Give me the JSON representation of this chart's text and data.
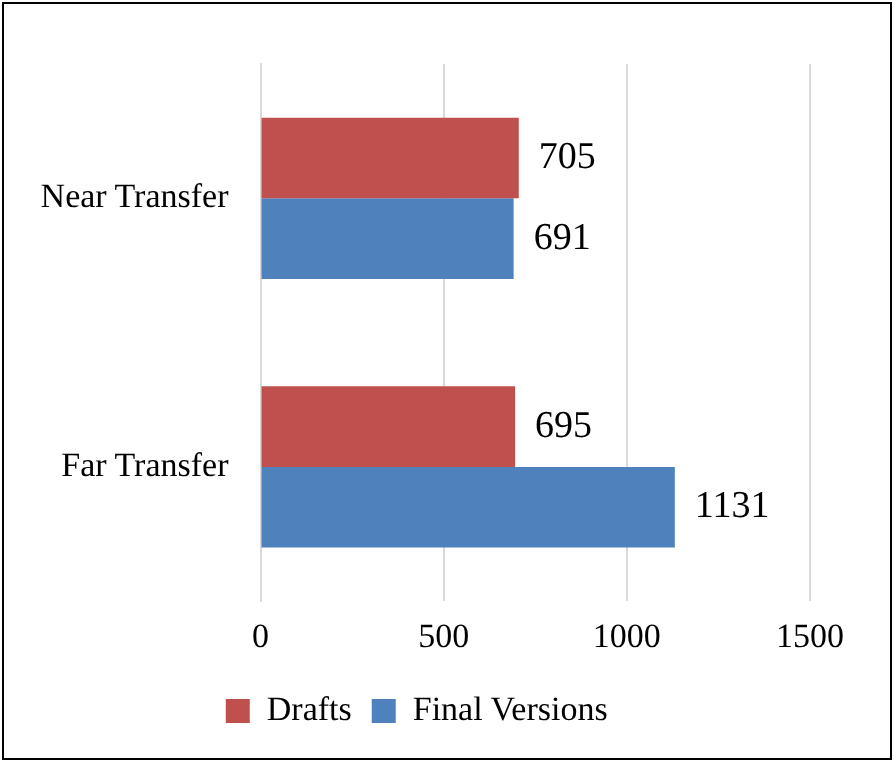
{
  "chart_data": {
    "type": "bar",
    "orientation": "horizontal",
    "categories": [
      "Near Transfer",
      "Far Transfer"
    ],
    "series": [
      {
        "name": "Drafts",
        "color": "#c0504d",
        "values": [
          705,
          695
        ]
      },
      {
        "name": "Final Versions",
        "color": "#4f81bd",
        "values": [
          691,
          1131
        ]
      }
    ],
    "xlim": [
      0,
      1500
    ],
    "xticks": [
      0,
      500,
      1000,
      1500
    ],
    "grid": "x",
    "legend": "bottom",
    "data_labels": true
  }
}
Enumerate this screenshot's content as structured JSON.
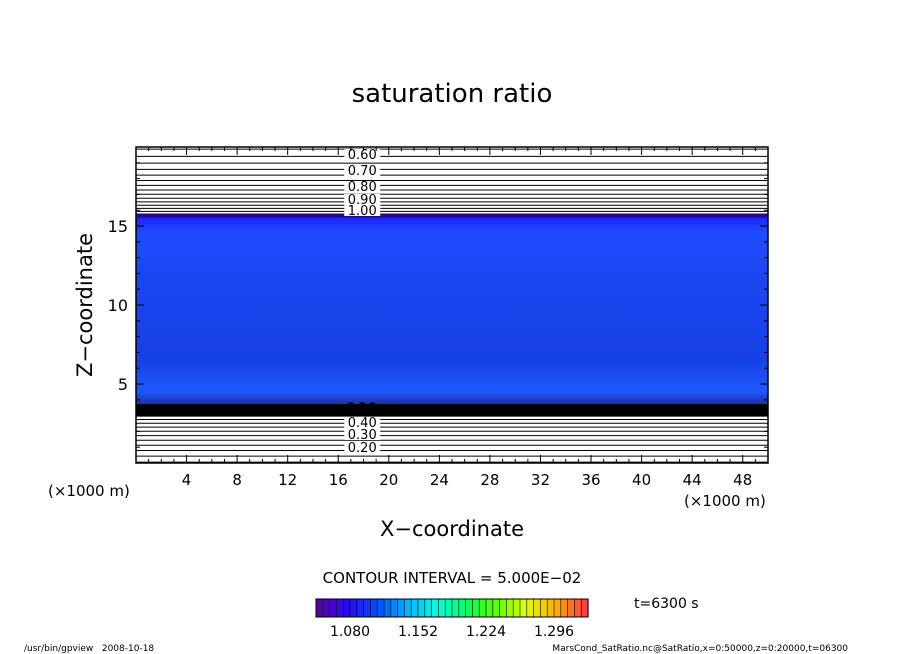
{
  "chart_data": {
    "type": "contour",
    "title": "saturation ratio",
    "xlabel": "X−coordinate",
    "ylabel": "Z−coordinate",
    "x_unit_label_left": "(×1000 m)",
    "x_unit_label_right": "(×1000 m)",
    "xlim": [
      0,
      50
    ],
    "ylim": [
      0,
      20
    ],
    "x_ticks": [
      4,
      8,
      12,
      16,
      20,
      24,
      28,
      32,
      36,
      40,
      44,
      48
    ],
    "y_ticks": [
      5,
      10,
      15
    ],
    "contour_interval_label": "CONTOUR INTERVAL = 5.000E−02",
    "upper_contour_labels": [
      "0.60",
      "0.70",
      "0.80",
      "0.90",
      "1.00"
    ],
    "lower_contour_labels": [
      "0.20",
      "0.30",
      "0.40"
    ],
    "saturated_layer": {
      "z_bottom": 3.6,
      "z_top": 15.6
    },
    "colorbar": {
      "min": 1.044,
      "max": 1.332,
      "tick_labels": [
        "1.080",
        "1.152",
        "1.224",
        "1.296"
      ],
      "colors": [
        "#5a00a8",
        "#2a0aff",
        "#0050ff",
        "#00b4ff",
        "#00ffe0",
        "#00ff60",
        "#60ff00",
        "#e0ff00",
        "#ffb000",
        "#ff4040"
      ]
    },
    "time_label": "t=6300 s"
  },
  "footer": {
    "left": "/usr/bin/gpview   2008-10-18",
    "right": "MarsCond_SatRatio.nc@SatRatio,x=0:50000,z=0:20000,t=06300"
  }
}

══════════════════════════════

TASK BRIEF: Write the full listing out again with every line unchanged, but include no pictures.

EXERCISE ANSWER:
Give me the JSON representation of this chart's text and data.
{
  "chart_data": {
    "type": "bar",
    "orientation": "horizontal",
    "categories": [
      "Near Transfer",
      "Far Transfer"
    ],
    "series": [
      {
        "name": "Drafts",
        "color": "#c0504d",
        "values": [
          705,
          695
        ]
      },
      {
        "name": "Final Versions",
        "color": "#4f81bd",
        "values": [
          691,
          1131
        ]
      }
    ],
    "xlim": [
      0,
      1500
    ],
    "xticks": [
      0,
      500,
      1000,
      1500
    ],
    "grid": "x",
    "legend": "bottom",
    "data_labels": true
  }
}
Enumerate this screenshot's content as structured JSON.
{
  "chart_data": {
    "type": "contour",
    "title": "saturation ratio",
    "xlabel": "X−coordinate",
    "ylabel": "Z−coordinate",
    "x_unit_label_left": "(×1000 m)",
    "x_unit_label_right": "(×1000 m)",
    "xlim": [
      0,
      50
    ],
    "ylim": [
      0,
      20
    ],
    "x_ticks": [
      4,
      8,
      12,
      16,
      20,
      24,
      28,
      32,
      36,
      40,
      44,
      48
    ],
    "y_ticks": [
      5,
      10,
      15
    ],
    "contour_interval_label": "CONTOUR INTERVAL = 5.000E−02",
    "upper_contour_labels": [
      "0.60",
      "0.70",
      "0.80",
      "0.90",
      "1.00"
    ],
    "lower_contour_labels": [
      "0.20",
      "0.30",
      "0.40"
    ],
    "saturated_layer": {
      "z_bottom": 3.6,
      "z_top": 15.6
    },
    "colorbar": {
      "min": 1.044,
      "max": 1.332,
      "tick_labels": [
        "1.080",
        "1.152",
        "1.224",
        "1.296"
      ],
      "colors": [
        "#5a00a8",
        "#2a0aff",
        "#0050ff",
        "#00b4ff",
        "#00ffe0",
        "#00ff60",
        "#60ff00",
        "#e0ff00",
        "#ffb000",
        "#ff4040"
      ]
    },
    "time_label": "t=6300 s"
  },
  "footer": {
    "left": "/usr/bin/gpview   2008-10-18",
    "right": "MarsCond_SatRatio.nc@SatRatio,x=0:50000,z=0:20000,t=06300"
  }
}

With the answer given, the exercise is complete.